→ Your instructions
Without the pictures, set down every line of the data exactly.

(Part of a data file)
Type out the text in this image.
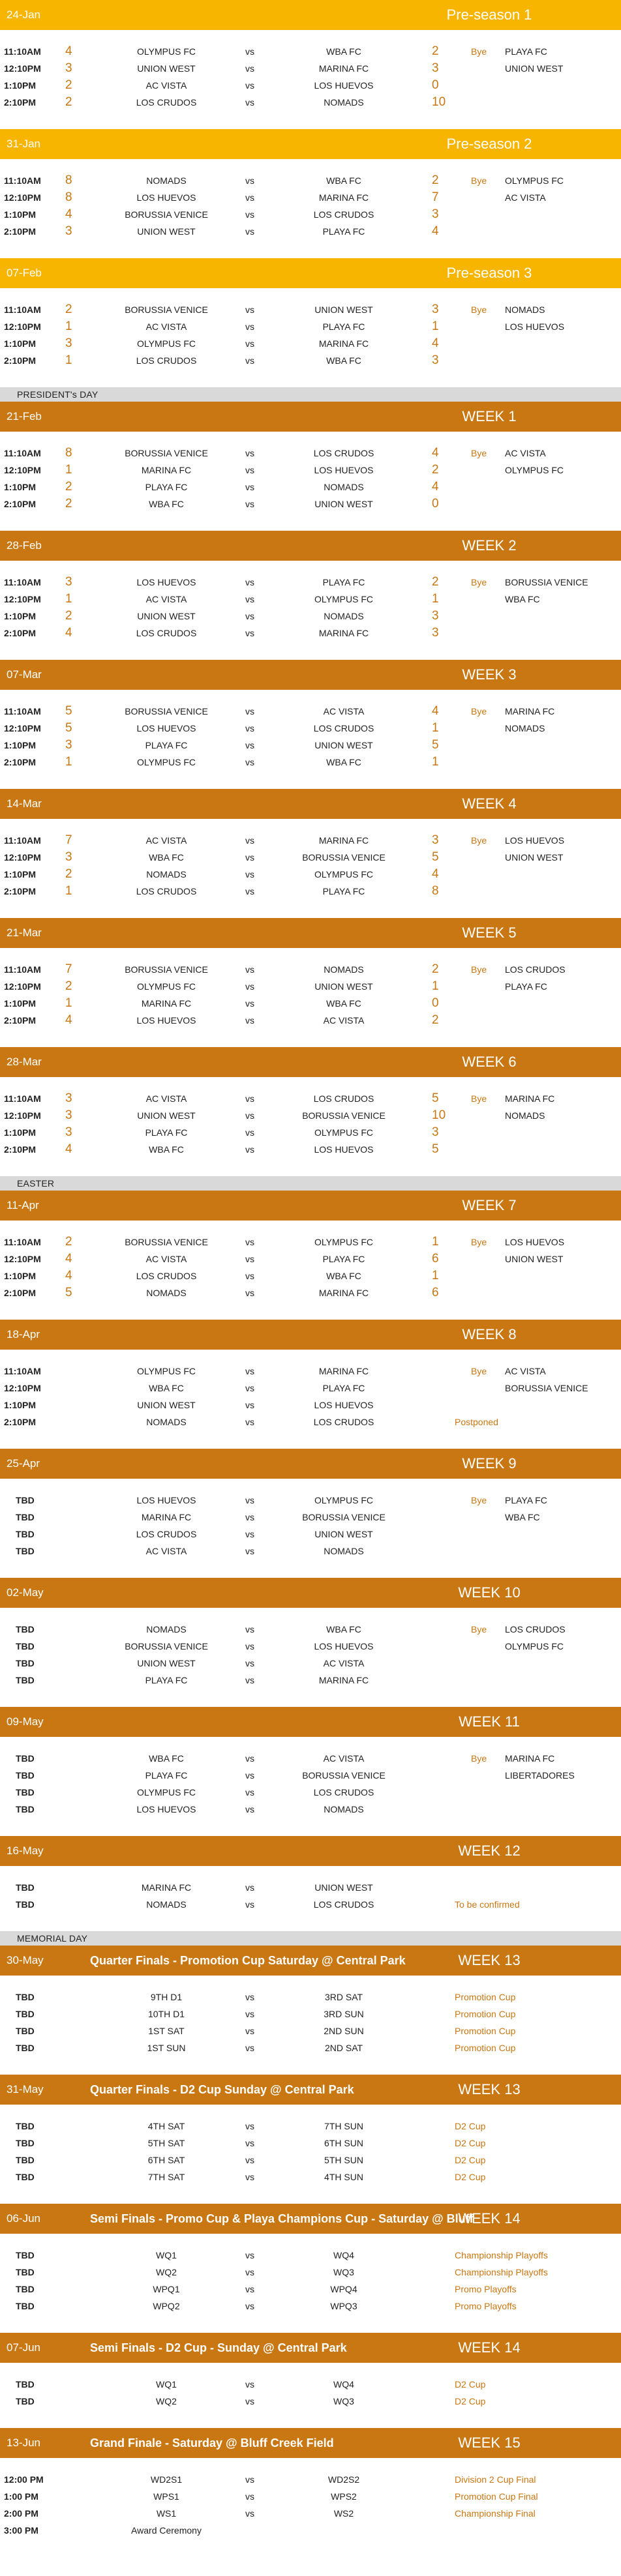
24-Jan	Pre-season 1
11:10AM	4	OLYMPUS FC	vs	WBA FC	2	Bye PLAYA FC
12:10PM	3	UNION WEST	vs	MARINA FC	3	UNION WEST
1:10PM	2	AC VISTA	vs	LOS HUEVOS	0
2:10PM	2	LOS CRUDOS	vs	NOMADS	10
31-Jan	Pre-season 2
11:10AM	8	NOMADS	vs	WBA FC	2	Bye OLYMPUS FC
12:10PM	8	LOS HUEVOS	vs	MARINA FC	7	AC VISTA
1:10PM	4	BORUSSIA VENICE	vs	LOS CRUDOS	3
2:10PM	3	UNION WEST	vs	PLAYA FC	4
07-Feb	Pre-season 3
11:10AM	2	BORUSSIA VENICE	vs	UNION WEST	3	Bye NOMADS
12:10PM	1	AC VISTA	vs	PLAYA FC	1	LOS HUEVOS
1:10PM	3	OLYMPUS FC	vs	MARINA FC	4
2:10PM	1	LOS CRUDOS	vs	WBA FC	3
PRESIDENT's DAY
21-Feb	WEEK 1
11:10AM	8	BORUSSIA VENICE	vs	LOS CRUDOS	4	Bye AC VISTA
12:10PM	1	MARINA FC	vs	LOS HUEVOS	2	OLYMPUS FC
1:10PM	2	PLAYA FC	vs	NOMADS	4
2:10PM	2	WBA FC	vs	UNION WEST	0
28-Feb	WEEK 2
11:10AM	3	LOS HUEVOS	vs	PLAYA FC	2	Bye BORUSSIA VENICE
12:10PM	1	AC VISTA	vs	OLYMPUS FC	1	WBA FC
1:10PM	2	UNION WEST	vs	NOMADS	3
2:10PM	4	LOS CRUDOS	vs	MARINA FC	3
07-Mar	WEEK 3
11:10AM	5	BORUSSIA VENICE	vs	AC VISTA	4	Bye MARINA FC
12:10PM	5	LOS HUEVOS	vs	LOS CRUDOS	1	NOMADS
1:10PM	3	PLAYA FC	vs	UNION WEST	5
2:10PM	1	OLYMPUS FC	vs	WBA FC	1
14-Mar	WEEK 4
11:10AM	7	AC VISTA	vs	MARINA FC	3	Bye LOS HUEVOS
12:10PM	3	WBA FC	vs	BORUSSIA VENICE	5	UNION WEST
1:10PM	2	NOMADS	vs	OLYMPUS FC	4
2:10PM	1	LOS CRUDOS	vs	PLAYA FC	8
21-Mar	WEEK 5
11:10AM	7	BORUSSIA VENICE	vs	NOMADS	2	Bye LOS CRUDOS
12:10PM	2	OLYMPUS FC	vs	UNION WEST	1	PLAYA FC
1:10PM	1	MARINA FC	vs	WBA FC	0
2:10PM	4	LOS HUEVOS	vs	AC VISTA	2
28-Mar	WEEK 6
11:10AM	3	AC VISTA	vs	LOS CRUDOS	5	Bye MARINA FC
12:10PM	3	UNION WEST	vs	BORUSSIA VENICE	10	NOMADS
1:10PM	3	PLAYA FC	vs	OLYMPUS FC	3
2:10PM	4	WBA FC	vs	LOS HUEVOS	5
EASTER
11-Apr	WEEK 7
11:10AM	2	BORUSSIA VENICE	vs	OLYMPUS FC	1	Bye LOS HUEVOS
12:10PM	4	AC VISTA	vs	PLAYA FC	6	UNION WEST
1:10PM	4	LOS CRUDOS	vs	WBA FC	1
2:10PM	5	NOMADS	vs	MARINA FC	6
18-Apr	WEEK 8
11:10AM	OLYMPUS FC	vs	MARINA FC	Bye AC VISTA
12:10PM	WBA FC	vs	PLAYA FC	BORUSSIA VENICE
1:10PM	UNION WEST	vs	LOS HUEVOS
2:10PM	NOMADS	vs	LOS CRUDOS	Postponed
25-Apr	WEEK 9
TBD	LOS HUEVOS	vs	OLYMPUS FC	Bye PLAYA FC
TBD	MARINA FC	vs	BORUSSIA VENICE	WBA FC
TBD	LOS CRUDOS	vs	UNION WEST
TBD	AC VISTA	vs	NOMADS
02-May	WEEK 10
TBD	NOMADS	vs	WBA FC	Bye LOS CRUDOS
TBD	BORUSSIA VENICE	vs	LOS HUEVOS	OLYMPUS FC
TBD	UNION WEST	vs	AC VISTA
TBD	PLAYA FC	vs	MARINA FC
09-May	WEEK 11
TBD	WBA FC	vs	AC VISTA	Bye MARINA FC
TBD	PLAYA FC	vs	BORUSSIA VENICE	LIBERTADORES
TBD	OLYMPUS FC	vs	LOS CRUDOS
TBD	LOS HUEVOS	vs	NOMADS
16-May	WEEK 12
TBD	MARINA FC	vs	UNION WEST
TBD	NOMADS	vs	LOS CRUDOS	To be confirmed
MEMORIAL DAY
30-May	Quarter Finals - Promotion Cup Saturday @ Central Park	WEEK 13
TBD	9TH D1	vs	3RD SAT	Promotion Cup
TBD	10TH D1	vs	3RD SUN	Promotion Cup
TBD	1ST SAT	vs	2ND SUN	Promotion Cup
TBD	1ST SUN	vs	2ND SAT	Promotion Cup
31-May	Quarter Finals - D2 Cup Sunday @ Central Park	WEEK 13
TBD	4TH SAT	vs	7TH SUN	D2 Cup
TBD	5TH SAT	vs	6TH SUN	D2 Cup
TBD	6TH SAT	vs	5TH SUN	D2 Cup
TBD	7TH SAT	vs	4TH SUN	D2 Cup
06-Jun	Semi Finals - Promo Cup & Playa Champions Cup - Saturday @ Bluff
WEEK 14
TBD	WQ1	vs	WQ4	Championship Playoffs
TBD	WQ2	vs	WQ3	Championship Playoffs
TBD	WPQ1	vs	WPQ4	Promo Playoffs
TBD	WPQ2	vs	WPQ3	Promo Playoffs
07-Jun	Semi Finals - D2 Cup - Sunday @ Central Park	WEEK 14
TBD	WQ1	vs	WQ4	D2 Cup
TBD	WQ2	vs	WQ3	D2 Cup
13-Jun	Grand Finale - Saturday @ Bluff Creek Field	WEEK 15
12:00 PM	WD2S1	vs	WD2S2	Division 2 Cup Final
1:00 PM	WPS1	vs	WPS2	Promotion Cup Final
2:00 PM	WS1	vs	WS2	Championship Final
3:00 PM	Award Ceremony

→ Written response
Type out the text in this image.
24-Jan	Pre-season 1
11:10AM	4	OLYMPUS FC	vs	WBA FC	2	Bye PLAYA FC
12:10PM	3	UNION WEST	vs	MARINA FC	3	UNION WEST
1:10PM	2	AC VISTA	vs	LOS HUEVOS	0
2:10PM	2	LOS CRUDOS	vs	NOMADS	10
31-Jan	Pre-season 2
11:10AM	8	NOMADS	vs	WBA FC	2	Bye OLYMPUS FC
12:10PM	8	LOS HUEVOS	vs	MARINA FC	7	AC VISTA
1:10PM	4	BORUSSIA VENICE	vs	LOS CRUDOS	3
2:10PM	3	UNION WEST	vs	PLAYA FC	4
07-Feb	Pre-season 3
11:10AM	2	BORUSSIA VENICE	vs	UNION WEST	3	Bye NOMADS
12:10PM	1	AC VISTA	vs	PLAYA FC	1	LOS HUEVOS
1:10PM	3	OLYMPUS FC	vs	MARINA FC	4
2:10PM	1	LOS CRUDOS	vs	WBA FC	3
PRESIDENT's DAY
21-Feb	WEEK 1
11:10AM	8	BORUSSIA VENICE	vs	LOS CRUDOS	4	Bye AC VISTA
12:10PM	1	MARINA FC	vs	LOS HUEVOS	2	OLYMPUS FC
1:10PM	2	PLAYA FC	vs	NOMADS	4
2:10PM	2	WBA FC	vs	UNION WEST	0
28-Feb	WEEK 2
11:10AM	3	LOS HUEVOS	vs	PLAYA FC	2	Bye BORUSSIA VENICE
12:10PM	1	AC VISTA	vs	OLYMPUS FC	1	WBA FC
1:10PM	2	UNION WEST	vs	NOMADS	3
2:10PM	4	LOS CRUDOS	vs	MARINA FC	3
07-Mar	WEEK 3
11:10AM	5	BORUSSIA VENICE	vs	AC VISTA	4	Bye MARINA FC
12:10PM	5	LOS HUEVOS	vs	LOS CRUDOS	1	NOMADS
1:10PM	3	PLAYA FC	vs	UNION WEST	5
2:10PM	1	OLYMPUS FC	vs	WBA FC	1
14-Mar	WEEK 4
11:10AM	7	AC VISTA	vs	MARINA FC	3	Bye LOS HUEVOS
12:10PM	3	WBA FC	vs	BORUSSIA VENICE	5	UNION WEST
1:10PM	2	NOMADS	vs	OLYMPUS FC	4
2:10PM	1	LOS CRUDOS	vs	PLAYA FC	8
21-Mar	WEEK 5
11:10AM	7	BORUSSIA VENICE	vs	NOMADS	2	Bye LOS CRUDOS
12:10PM	2	OLYMPUS FC	vs	UNION WEST	1	PLAYA FC
1:10PM	1	MARINA FC	vs	WBA FC	0
2:10PM	4	LOS HUEVOS	vs	AC VISTA	2
28-Mar	WEEK 6
11:10AM	3	AC VISTA	vs	LOS CRUDOS	5	Bye MARINA FC
12:10PM	3	UNION WEST	vs	BORUSSIA VENICE	10	NOMADS
1:10PM	3	PLAYA FC	vs	OLYMPUS FC	3
2:10PM	4	WBA FC	vs	LOS HUEVOS	5
EASTER
11-Apr	WEEK 7
11:10AM	2	BORUSSIA VENICE	vs	OLYMPUS FC	1	Bye LOS HUEVOS
12:10PM	4	AC VISTA	vs	PLAYA FC	6	UNION WEST
1:10PM	4	LOS CRUDOS	vs	WBA FC	1
2:10PM	5	NOMADS	vs	MARINA FC	6
18-Apr	WEEK 8
11:10AM	OLYMPUS FC	vs	MARINA FC	Bye AC VISTA
12:10PM	WBA FC	vs	PLAYA FC	BORUSSIA VENICE
1:10PM	UNION WEST	vs	LOS HUEVOS
2:10PM	NOMADS	vs	LOS CRUDOS	Postponed
25-Apr	WEEK 9
TBD	LOS HUEVOS	vs	OLYMPUS FC	Bye PLAYA FC
TBD	MARINA FC	vs	BORUSSIA VENICE	WBA FC
TBD	LOS CRUDOS	vs	UNION WEST
TBD	AC VISTA	vs	NOMADS
02-May	WEEK 10
TBD	NOMADS	vs	WBA FC	Bye LOS CRUDOS
TBD	BORUSSIA VENICE	vs	LOS HUEVOS	OLYMPUS FC
TBD	UNION WEST	vs	AC VISTA
TBD	PLAYA FC	vs	MARINA FC
09-May	WEEK 11
TBD	WBA FC	vs	AC VISTA	Bye MARINA FC
TBD	PLAYA FC	vs	BORUSSIA VENICE	LIBERTADORES
TBD	OLYMPUS FC	vs	LOS CRUDOS
TBD	LOS HUEVOS	vs	NOMADS
16-May	WEEK 12
TBD	MARINA FC	vs	UNION WEST
TBD	NOMADS	vs	LOS CRUDOS	To be confirmed
MEMORIAL DAY
30-May	Quarter Finals - Promotion Cup Saturday @ Central Park	WEEK 13
TBD	9TH D1	vs	3RD SAT	Promotion Cup
TBD	10TH D1	vs	3RD SUN	Promotion Cup
TBD	1ST SAT	vs	2ND SUN	Promotion Cup
TBD	1ST SUN	vs	2ND SAT	Promotion Cup
31-May	Quarter Finals - D2 Cup Sunday @ Central Park	WEEK 13
TBD	4TH SAT	vs	7TH SUN	D2 Cup
TBD	5TH SAT	vs	6TH SUN	D2 Cup
TBD	6TH SAT	vs	5TH SUN	D2 Cup
TBD	7TH SAT	vs	4TH SUN	D2 Cup
06-Jun	Semi Finals - Promo Cup & Playa Champions Cup - Saturday @ Bluff
WEEK 14
TBD	WQ1	vs	WQ4	Championship Playoffs
TBD	WQ2	vs	WQ3	Championship Playoffs
TBD	WPQ1	vs	WPQ4	Promo Playoffs
TBD	WPQ2	vs	WPQ3	Promo Playoffs
07-Jun	Semi Finals - D2 Cup - Sunday @ Central Park	WEEK 14
TBD	WQ1	vs	WQ4	D2 Cup
TBD	WQ2	vs	WQ3	D2 Cup
13-Jun	Grand Finale - Saturday @ Bluff Creek Field	WEEK 15
12:00 PM	WD2S1	vs	WD2S2	Division 2 Cup Final
1:00 PM	WPS1	vs	WPS2	Promotion Cup Final
2:00 PM	WS1	vs	WS2	Championship Final
3:00 PM	Award Ceremony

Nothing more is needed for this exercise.